Start of INFORMATION PROVIDED

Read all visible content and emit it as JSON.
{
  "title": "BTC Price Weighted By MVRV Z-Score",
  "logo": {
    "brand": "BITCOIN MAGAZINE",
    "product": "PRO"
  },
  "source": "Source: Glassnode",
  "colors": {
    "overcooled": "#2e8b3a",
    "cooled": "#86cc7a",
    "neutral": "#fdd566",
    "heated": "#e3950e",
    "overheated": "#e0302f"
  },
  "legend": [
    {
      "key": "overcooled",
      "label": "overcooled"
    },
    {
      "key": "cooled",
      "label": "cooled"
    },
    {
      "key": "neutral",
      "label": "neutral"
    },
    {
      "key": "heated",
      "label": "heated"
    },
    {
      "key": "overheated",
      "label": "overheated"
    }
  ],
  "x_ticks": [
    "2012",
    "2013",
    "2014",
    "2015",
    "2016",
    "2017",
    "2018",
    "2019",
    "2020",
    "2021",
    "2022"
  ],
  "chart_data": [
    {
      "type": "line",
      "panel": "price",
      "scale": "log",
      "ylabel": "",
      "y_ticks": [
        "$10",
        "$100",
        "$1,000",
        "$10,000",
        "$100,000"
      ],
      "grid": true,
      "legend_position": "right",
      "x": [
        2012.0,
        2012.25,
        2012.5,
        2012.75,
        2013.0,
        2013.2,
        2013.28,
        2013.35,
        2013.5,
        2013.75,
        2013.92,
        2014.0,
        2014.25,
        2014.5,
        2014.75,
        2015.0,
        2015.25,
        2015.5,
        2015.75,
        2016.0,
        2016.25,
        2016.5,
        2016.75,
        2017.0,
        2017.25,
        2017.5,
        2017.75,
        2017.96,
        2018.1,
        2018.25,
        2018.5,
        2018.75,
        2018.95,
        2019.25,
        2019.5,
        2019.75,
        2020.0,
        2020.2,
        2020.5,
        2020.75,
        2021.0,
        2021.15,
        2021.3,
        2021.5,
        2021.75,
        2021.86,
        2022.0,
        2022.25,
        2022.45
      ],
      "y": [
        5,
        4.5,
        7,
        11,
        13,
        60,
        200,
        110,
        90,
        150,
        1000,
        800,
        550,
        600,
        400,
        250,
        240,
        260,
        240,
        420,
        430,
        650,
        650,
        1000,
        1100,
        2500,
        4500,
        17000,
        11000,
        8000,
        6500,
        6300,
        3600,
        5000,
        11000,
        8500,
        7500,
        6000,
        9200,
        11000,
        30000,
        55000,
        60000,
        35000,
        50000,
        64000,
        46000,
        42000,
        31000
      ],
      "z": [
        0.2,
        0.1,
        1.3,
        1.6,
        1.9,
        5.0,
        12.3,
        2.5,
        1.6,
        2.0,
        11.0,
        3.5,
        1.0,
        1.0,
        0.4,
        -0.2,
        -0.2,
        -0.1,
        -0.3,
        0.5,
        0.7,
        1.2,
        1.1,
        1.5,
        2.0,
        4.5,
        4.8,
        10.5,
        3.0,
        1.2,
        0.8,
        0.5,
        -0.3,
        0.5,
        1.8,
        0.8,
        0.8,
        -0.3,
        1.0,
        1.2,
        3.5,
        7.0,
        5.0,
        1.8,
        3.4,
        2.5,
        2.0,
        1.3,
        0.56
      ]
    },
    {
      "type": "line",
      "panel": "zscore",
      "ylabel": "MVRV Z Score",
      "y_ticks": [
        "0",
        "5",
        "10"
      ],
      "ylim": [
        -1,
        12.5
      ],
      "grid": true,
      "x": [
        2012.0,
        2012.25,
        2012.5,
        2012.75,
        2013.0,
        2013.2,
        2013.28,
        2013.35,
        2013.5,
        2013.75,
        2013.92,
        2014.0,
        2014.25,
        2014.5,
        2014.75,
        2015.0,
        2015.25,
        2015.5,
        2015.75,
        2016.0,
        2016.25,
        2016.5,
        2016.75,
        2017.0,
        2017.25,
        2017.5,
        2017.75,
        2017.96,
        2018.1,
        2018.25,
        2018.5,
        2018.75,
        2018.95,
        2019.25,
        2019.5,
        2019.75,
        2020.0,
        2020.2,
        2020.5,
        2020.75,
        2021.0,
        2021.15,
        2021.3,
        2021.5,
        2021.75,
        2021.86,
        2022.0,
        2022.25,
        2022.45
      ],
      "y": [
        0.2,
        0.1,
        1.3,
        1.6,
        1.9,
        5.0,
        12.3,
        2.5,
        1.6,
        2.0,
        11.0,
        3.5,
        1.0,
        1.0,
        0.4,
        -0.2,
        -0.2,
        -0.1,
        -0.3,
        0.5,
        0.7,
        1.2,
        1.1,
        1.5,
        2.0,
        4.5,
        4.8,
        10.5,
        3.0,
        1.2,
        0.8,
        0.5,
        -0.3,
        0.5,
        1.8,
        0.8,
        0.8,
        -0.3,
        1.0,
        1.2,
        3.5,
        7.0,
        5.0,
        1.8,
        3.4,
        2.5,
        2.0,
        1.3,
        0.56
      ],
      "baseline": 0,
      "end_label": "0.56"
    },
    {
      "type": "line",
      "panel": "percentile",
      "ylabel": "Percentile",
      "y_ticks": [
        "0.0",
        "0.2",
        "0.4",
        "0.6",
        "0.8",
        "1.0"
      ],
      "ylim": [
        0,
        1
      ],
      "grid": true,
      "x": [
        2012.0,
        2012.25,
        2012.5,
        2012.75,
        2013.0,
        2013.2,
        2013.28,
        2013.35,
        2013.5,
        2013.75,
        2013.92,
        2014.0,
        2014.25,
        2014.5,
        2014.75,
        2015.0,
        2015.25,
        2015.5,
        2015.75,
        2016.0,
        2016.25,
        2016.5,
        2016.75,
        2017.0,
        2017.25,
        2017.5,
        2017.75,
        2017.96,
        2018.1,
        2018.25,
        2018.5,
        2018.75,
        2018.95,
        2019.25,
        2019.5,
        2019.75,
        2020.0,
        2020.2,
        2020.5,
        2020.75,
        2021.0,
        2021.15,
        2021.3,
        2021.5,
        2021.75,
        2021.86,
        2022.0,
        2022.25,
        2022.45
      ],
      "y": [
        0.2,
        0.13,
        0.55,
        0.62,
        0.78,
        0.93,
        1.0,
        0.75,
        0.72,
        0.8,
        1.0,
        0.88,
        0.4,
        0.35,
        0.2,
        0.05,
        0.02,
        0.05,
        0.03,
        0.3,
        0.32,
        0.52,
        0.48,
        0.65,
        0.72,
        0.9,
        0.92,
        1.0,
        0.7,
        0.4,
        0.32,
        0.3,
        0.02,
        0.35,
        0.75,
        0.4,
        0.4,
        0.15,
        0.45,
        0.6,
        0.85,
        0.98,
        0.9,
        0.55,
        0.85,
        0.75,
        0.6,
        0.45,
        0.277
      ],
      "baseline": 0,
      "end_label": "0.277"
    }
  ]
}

End of INFORMATION PROVIDED

YOUR TASK ->
Take every line containing the word "overheated" and copy it.

TASK SOLUTION ->
    "overheated": "#e0302f"
      "key": "overheated",
      "label": "overheated"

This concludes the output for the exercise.